>> begin Given records

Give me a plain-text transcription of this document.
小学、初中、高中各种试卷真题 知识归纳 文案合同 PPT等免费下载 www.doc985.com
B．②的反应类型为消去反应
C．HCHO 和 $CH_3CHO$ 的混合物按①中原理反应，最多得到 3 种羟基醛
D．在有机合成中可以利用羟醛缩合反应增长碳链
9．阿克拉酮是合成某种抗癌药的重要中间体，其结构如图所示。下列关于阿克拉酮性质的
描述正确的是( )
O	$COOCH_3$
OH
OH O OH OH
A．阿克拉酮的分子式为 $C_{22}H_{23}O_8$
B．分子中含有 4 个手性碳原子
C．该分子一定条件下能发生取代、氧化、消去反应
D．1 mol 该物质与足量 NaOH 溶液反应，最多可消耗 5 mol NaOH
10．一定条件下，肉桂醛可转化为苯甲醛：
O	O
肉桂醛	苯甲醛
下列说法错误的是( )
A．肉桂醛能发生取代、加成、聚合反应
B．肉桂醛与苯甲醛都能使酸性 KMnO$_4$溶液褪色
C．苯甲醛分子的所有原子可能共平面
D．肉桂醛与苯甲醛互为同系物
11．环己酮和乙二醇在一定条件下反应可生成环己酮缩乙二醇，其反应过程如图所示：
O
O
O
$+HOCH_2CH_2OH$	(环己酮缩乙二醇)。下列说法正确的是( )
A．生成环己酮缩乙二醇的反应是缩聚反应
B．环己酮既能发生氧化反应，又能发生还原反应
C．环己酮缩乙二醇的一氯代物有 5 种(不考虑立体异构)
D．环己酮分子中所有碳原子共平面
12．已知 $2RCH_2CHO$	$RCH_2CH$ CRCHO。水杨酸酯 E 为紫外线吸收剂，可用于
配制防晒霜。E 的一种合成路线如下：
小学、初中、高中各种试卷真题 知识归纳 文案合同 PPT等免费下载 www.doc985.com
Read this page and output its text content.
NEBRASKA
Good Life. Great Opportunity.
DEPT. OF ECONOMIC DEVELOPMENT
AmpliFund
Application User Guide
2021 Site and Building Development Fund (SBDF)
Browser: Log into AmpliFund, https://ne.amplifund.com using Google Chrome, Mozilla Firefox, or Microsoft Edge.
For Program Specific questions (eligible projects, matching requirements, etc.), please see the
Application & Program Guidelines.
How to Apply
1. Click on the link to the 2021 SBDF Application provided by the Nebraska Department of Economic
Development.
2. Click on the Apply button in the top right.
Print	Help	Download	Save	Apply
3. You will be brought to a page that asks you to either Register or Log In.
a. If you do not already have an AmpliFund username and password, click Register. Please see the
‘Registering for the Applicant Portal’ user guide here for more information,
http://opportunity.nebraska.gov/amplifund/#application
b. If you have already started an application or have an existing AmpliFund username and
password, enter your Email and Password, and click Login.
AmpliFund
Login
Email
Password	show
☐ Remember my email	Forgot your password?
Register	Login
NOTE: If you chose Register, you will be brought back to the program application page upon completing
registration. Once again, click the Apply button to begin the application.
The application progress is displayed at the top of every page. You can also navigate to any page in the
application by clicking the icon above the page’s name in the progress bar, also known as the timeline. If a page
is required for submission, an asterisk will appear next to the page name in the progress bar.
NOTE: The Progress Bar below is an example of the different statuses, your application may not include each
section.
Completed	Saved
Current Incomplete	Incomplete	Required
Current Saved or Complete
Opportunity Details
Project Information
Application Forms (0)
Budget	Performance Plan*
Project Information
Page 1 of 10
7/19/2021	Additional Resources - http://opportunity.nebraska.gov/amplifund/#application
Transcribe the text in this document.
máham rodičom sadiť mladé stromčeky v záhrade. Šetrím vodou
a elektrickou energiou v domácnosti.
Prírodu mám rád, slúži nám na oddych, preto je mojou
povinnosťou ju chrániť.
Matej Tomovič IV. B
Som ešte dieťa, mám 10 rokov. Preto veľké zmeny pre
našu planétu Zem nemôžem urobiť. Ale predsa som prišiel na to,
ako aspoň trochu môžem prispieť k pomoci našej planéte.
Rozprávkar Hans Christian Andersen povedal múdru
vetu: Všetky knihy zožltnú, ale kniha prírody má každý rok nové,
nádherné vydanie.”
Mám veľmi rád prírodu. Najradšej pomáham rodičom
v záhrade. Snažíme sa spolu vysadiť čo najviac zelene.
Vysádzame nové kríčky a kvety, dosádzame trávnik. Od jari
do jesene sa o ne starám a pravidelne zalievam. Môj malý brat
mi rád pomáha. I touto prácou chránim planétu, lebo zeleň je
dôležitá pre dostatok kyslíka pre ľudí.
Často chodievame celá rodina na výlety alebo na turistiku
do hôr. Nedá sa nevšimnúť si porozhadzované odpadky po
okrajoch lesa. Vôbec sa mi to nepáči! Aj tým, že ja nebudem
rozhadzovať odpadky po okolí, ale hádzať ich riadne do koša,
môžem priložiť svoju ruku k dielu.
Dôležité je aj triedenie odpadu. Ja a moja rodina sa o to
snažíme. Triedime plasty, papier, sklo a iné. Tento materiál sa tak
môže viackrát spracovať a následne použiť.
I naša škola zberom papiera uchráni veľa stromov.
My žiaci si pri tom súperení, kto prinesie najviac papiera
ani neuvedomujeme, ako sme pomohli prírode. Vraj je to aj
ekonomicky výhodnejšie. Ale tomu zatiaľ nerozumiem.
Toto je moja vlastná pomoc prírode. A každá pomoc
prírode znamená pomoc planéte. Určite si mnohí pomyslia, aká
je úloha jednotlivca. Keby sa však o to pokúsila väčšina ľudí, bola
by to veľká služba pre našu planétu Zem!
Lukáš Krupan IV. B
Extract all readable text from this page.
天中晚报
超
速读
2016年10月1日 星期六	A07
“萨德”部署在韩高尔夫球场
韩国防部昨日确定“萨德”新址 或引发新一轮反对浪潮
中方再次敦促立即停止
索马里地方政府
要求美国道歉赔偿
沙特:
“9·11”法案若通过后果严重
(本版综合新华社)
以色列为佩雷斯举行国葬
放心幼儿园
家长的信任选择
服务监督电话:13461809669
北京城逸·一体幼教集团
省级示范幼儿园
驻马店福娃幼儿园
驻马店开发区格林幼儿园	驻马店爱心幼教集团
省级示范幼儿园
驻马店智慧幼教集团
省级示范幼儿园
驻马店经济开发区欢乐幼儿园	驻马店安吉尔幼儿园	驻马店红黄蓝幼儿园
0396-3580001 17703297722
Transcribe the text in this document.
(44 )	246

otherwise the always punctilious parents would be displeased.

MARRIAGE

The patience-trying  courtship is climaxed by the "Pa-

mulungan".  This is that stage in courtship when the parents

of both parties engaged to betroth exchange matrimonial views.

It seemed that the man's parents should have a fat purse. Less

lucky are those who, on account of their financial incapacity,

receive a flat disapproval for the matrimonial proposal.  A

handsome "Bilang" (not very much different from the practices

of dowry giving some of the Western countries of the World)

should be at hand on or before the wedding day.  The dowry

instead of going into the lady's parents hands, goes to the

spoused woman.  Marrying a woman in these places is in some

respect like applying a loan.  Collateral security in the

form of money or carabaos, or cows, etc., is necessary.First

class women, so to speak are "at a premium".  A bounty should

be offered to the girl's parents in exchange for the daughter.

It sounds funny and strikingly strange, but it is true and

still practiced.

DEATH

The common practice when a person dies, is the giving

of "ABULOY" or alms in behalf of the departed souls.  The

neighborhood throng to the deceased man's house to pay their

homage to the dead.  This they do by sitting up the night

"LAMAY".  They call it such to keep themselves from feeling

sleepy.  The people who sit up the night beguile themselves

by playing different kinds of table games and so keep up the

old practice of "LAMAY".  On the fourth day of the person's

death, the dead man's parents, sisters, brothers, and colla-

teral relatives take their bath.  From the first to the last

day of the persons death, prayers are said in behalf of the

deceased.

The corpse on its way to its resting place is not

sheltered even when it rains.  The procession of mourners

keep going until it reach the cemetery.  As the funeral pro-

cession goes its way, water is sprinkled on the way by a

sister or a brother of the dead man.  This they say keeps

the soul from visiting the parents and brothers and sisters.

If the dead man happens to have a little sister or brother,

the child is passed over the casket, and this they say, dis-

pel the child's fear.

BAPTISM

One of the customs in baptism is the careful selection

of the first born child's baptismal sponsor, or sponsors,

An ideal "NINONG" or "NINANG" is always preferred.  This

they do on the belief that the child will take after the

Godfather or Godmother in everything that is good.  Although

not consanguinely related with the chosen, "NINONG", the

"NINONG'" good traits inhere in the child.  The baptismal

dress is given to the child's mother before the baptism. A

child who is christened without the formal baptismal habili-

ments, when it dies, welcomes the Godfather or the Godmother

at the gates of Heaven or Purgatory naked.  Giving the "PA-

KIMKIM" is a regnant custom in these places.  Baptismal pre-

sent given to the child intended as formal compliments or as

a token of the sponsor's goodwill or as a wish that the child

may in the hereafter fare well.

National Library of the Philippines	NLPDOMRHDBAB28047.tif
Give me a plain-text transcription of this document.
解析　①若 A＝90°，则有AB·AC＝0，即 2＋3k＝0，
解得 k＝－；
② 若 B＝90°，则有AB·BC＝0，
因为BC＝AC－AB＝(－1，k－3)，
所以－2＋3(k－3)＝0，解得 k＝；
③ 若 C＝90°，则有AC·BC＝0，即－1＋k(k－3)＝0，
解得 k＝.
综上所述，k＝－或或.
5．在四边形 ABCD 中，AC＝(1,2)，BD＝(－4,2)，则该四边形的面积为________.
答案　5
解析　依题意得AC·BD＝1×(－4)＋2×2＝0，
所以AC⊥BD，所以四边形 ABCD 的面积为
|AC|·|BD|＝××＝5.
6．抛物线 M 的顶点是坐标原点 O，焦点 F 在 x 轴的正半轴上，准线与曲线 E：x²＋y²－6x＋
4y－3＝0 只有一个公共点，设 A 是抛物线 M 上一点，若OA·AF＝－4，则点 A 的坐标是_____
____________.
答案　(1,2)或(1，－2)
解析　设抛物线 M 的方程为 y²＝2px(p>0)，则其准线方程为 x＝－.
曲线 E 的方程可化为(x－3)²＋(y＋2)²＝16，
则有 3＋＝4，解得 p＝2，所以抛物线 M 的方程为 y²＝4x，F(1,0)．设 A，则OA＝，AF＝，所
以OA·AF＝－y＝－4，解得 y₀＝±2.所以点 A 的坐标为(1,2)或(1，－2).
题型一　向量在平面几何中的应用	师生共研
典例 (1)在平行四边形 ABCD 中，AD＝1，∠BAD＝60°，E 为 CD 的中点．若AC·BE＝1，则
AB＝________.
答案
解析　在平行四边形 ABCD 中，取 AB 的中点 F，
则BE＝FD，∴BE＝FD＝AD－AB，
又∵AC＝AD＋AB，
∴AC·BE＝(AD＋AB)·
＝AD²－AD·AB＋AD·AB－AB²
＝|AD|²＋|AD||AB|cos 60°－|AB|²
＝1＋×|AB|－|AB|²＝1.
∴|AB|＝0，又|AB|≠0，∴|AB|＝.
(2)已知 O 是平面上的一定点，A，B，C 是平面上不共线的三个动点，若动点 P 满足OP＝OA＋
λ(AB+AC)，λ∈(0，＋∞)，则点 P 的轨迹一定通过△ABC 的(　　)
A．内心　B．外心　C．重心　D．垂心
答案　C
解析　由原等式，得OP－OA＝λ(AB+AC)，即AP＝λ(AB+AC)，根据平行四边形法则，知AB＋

>> end Given records

■ Task to carry out: Return each line of the data that contains the string "matrimonial".

■ Response to the task:
of both parties engaged to betroth exchange matrimonial views.
receive a flat disapproval for the matrimonial proposal.  A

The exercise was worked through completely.